● Written task
From the material below, copy every line that contains the string "track", matching case exactly.

● Material to process
^^^^^^^^^^^^^^^^
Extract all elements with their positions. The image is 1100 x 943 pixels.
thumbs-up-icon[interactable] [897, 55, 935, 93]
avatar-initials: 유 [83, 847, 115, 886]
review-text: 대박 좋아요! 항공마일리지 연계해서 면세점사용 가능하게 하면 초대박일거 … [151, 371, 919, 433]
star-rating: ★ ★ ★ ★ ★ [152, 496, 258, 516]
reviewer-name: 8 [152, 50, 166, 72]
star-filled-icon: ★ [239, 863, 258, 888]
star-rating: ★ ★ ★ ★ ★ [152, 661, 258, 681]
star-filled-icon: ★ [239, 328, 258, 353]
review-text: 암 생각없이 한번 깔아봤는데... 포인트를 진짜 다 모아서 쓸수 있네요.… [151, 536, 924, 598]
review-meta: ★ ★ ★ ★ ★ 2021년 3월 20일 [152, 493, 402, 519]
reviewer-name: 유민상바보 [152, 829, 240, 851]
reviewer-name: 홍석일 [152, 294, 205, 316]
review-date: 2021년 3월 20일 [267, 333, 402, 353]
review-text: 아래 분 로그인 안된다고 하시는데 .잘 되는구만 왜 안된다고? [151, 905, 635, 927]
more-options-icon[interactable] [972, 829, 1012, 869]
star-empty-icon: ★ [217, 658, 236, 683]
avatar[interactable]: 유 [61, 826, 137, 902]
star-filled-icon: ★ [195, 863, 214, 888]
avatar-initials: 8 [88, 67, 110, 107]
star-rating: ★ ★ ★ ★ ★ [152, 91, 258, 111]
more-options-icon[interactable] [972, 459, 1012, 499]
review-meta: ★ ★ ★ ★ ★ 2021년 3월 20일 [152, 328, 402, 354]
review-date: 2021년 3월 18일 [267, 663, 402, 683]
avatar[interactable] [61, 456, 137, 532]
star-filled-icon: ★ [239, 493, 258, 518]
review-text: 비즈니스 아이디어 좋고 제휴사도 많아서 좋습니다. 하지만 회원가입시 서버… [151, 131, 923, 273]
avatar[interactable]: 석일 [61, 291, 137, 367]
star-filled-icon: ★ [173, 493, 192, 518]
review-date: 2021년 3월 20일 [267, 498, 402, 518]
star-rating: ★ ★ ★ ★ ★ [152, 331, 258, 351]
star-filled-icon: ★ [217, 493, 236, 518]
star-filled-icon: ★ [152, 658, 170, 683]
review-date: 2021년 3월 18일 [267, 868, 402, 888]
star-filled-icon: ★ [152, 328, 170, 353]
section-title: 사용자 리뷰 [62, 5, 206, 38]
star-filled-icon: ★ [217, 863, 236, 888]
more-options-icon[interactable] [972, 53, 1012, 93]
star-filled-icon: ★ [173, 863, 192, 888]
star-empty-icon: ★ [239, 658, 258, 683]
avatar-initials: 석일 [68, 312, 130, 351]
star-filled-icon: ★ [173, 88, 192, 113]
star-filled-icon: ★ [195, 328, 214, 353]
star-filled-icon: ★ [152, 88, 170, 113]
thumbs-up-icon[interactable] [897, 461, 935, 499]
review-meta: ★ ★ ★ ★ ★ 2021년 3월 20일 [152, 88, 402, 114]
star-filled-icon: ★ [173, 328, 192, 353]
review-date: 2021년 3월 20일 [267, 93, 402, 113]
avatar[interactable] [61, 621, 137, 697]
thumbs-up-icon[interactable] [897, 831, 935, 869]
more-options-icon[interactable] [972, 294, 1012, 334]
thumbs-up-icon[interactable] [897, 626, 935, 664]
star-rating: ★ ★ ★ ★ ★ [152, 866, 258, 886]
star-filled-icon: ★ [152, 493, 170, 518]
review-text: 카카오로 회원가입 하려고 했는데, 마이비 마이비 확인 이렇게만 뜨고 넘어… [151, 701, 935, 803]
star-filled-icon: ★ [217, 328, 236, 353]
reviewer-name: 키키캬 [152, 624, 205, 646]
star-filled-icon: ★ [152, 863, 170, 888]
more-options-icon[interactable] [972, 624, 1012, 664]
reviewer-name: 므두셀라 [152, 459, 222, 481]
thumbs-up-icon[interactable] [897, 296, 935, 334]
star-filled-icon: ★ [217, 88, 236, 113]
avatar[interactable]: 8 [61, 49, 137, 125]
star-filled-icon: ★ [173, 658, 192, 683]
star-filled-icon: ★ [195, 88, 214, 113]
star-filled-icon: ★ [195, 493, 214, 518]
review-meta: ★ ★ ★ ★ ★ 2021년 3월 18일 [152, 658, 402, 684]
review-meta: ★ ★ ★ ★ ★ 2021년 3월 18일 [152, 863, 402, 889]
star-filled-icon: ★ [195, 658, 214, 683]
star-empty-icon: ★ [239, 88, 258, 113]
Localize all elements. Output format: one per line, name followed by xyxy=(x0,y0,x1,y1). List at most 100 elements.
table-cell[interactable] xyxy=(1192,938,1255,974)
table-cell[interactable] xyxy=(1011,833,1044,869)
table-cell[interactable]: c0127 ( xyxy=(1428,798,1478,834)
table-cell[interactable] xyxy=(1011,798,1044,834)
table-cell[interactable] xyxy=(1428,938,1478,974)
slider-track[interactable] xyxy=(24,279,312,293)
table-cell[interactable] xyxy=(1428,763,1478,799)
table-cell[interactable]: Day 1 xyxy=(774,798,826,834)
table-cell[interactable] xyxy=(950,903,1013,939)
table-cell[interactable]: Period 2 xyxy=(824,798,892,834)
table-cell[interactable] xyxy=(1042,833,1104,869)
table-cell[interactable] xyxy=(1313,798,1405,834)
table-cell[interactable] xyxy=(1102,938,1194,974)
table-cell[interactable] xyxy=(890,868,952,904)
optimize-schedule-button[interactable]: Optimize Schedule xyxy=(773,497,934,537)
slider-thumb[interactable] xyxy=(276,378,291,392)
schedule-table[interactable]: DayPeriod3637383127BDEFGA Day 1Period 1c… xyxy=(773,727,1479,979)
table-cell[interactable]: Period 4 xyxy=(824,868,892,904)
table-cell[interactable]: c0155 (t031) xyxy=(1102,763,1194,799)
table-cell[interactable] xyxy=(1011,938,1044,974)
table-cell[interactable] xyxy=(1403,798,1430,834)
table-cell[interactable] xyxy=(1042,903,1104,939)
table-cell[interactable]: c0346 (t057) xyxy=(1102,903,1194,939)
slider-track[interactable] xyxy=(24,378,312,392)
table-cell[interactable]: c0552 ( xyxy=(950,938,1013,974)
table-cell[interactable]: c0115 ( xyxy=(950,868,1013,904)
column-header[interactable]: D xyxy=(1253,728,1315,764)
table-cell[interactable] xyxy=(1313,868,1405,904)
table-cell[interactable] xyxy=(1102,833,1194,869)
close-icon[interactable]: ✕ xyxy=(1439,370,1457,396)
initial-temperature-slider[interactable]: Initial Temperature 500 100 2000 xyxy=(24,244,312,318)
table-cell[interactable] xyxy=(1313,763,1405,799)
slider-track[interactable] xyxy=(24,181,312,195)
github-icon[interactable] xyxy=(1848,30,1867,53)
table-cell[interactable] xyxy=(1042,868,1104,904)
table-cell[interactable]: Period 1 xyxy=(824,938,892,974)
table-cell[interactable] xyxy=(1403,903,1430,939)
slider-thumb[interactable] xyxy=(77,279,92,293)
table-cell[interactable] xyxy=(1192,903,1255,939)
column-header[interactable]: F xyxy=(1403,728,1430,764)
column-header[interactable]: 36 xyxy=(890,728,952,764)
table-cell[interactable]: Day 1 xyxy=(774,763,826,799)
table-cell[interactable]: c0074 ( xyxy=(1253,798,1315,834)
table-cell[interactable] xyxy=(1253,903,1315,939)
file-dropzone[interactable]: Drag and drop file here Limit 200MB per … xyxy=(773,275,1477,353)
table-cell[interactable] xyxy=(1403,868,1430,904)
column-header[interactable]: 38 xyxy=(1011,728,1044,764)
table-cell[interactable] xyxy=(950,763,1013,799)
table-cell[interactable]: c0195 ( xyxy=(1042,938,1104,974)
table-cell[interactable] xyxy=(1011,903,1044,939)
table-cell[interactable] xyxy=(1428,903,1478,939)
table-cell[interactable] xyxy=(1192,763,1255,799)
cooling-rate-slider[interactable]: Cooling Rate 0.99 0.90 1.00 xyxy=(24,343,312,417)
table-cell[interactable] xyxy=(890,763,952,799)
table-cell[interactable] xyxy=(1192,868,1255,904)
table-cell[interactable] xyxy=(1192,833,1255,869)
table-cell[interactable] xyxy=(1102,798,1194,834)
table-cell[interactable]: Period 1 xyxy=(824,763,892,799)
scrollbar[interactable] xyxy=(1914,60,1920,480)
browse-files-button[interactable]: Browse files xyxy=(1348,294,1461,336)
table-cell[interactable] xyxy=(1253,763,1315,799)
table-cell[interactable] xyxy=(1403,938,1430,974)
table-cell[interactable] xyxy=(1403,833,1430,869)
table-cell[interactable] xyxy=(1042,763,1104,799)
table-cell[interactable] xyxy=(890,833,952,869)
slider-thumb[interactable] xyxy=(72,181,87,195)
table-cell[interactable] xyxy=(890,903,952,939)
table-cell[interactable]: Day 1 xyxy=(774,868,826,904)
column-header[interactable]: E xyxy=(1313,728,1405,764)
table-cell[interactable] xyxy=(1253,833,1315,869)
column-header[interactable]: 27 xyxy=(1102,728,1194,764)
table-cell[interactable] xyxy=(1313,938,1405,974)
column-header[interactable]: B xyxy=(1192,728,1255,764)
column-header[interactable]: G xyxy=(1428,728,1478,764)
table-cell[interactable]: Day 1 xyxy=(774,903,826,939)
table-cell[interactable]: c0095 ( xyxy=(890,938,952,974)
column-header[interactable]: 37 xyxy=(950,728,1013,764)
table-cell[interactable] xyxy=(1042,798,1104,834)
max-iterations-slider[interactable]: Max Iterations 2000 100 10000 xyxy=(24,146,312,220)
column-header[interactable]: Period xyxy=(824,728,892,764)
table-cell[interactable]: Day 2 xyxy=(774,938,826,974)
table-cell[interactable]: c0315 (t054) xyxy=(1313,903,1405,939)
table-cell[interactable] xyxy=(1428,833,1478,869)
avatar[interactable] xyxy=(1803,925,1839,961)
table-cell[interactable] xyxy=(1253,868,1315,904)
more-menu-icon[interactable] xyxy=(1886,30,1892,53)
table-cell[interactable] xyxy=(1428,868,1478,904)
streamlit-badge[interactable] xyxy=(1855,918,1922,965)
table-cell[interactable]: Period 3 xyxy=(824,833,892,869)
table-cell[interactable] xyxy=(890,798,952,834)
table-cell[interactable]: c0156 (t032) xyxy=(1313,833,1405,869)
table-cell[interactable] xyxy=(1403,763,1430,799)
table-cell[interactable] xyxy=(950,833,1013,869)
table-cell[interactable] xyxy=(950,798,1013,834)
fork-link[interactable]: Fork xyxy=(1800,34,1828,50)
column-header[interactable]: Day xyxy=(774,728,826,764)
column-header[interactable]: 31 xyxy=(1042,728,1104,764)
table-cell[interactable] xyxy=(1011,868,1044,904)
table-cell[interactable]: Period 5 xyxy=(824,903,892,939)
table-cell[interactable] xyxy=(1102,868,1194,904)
^^^^^^^^^^^^^^^^
● Final answer
slider-track[interactable] xyxy=(24,279,312,293)
slider-track[interactable] xyxy=(24,378,312,392)
slider-track[interactable] xyxy=(24,181,312,195)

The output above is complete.